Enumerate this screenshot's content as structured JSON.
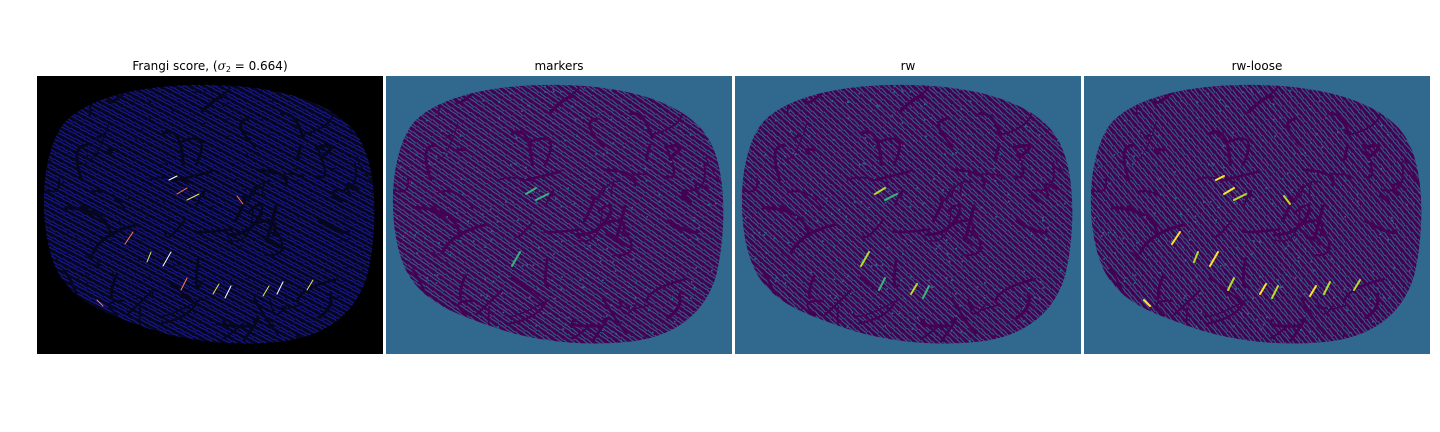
{
  "figure": {
    "panels": [
      {
        "id": "frangi",
        "title_prefix": "Frangi score, (",
        "title_math_symbol": "σ",
        "title_math_sub": "2",
        "title_math_rest": " = 0.664",
        "title_suffix": ")",
        "colormap": "gnuplot2",
        "background_color": "#000000",
        "texture_color": "#1a1aa8",
        "line_color": "#06061f",
        "highlight_colors": [
          "#ff7a4d",
          "#e8e84a",
          "#ffffff"
        ]
      },
      {
        "id": "markers",
        "title": "markers",
        "colormap": "viridis",
        "background_color": "#31688e",
        "texture_color": "#440154",
        "highlight_colors": [
          "#35b779"
        ]
      },
      {
        "id": "rw",
        "title": "rw",
        "colormap": "viridis",
        "background_color": "#31688e",
        "texture_color": "#440154",
        "highlight_colors": [
          "#b5de2b",
          "#35b779"
        ]
      },
      {
        "id": "rw-loose",
        "title": "rw-loose",
        "colormap": "viridis",
        "background_color": "#31688e",
        "texture_color": "#440154",
        "highlight_colors": [
          "#fde725",
          "#b5de2b"
        ]
      }
    ]
  }
}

**PROBLEM:**
Quote all the lines above exactly as given. Do not include the pictures.

**RIGHT ANSWER:**
Enumerate this screenshot's content as structured JSON.
{
  "figure": {
    "panels": [
      {
        "id": "frangi",
        "title_prefix": "Frangi score, (",
        "title_math_symbol": "σ",
        "title_math_sub": "2",
        "title_math_rest": " = 0.664",
        "title_suffix": ")",
        "colormap": "gnuplot2",
        "background_color": "#000000",
        "texture_color": "#1a1aa8",
        "line_color": "#06061f",
        "highlight_colors": [
          "#ff7a4d",
          "#e8e84a",
          "#ffffff"
        ]
      },
      {
        "id": "markers",
        "title": "markers",
        "colormap": "viridis",
        "background_color": "#31688e",
        "texture_color": "#440154",
        "highlight_colors": [
          "#35b779"
        ]
      },
      {
        "id": "rw",
        "title": "rw",
        "colormap": "viridis",
        "background_color": "#31688e",
        "texture_color": "#440154",
        "highlight_colors": [
          "#b5de2b",
          "#35b779"
        ]
      },
      {
        "id": "rw-loose",
        "title": "rw-loose",
        "colormap": "viridis",
        "background_color": "#31688e",
        "texture_color": "#440154",
        "highlight_colors": [
          "#fde725",
          "#b5de2b"
        ]
      }
    ]
  }
}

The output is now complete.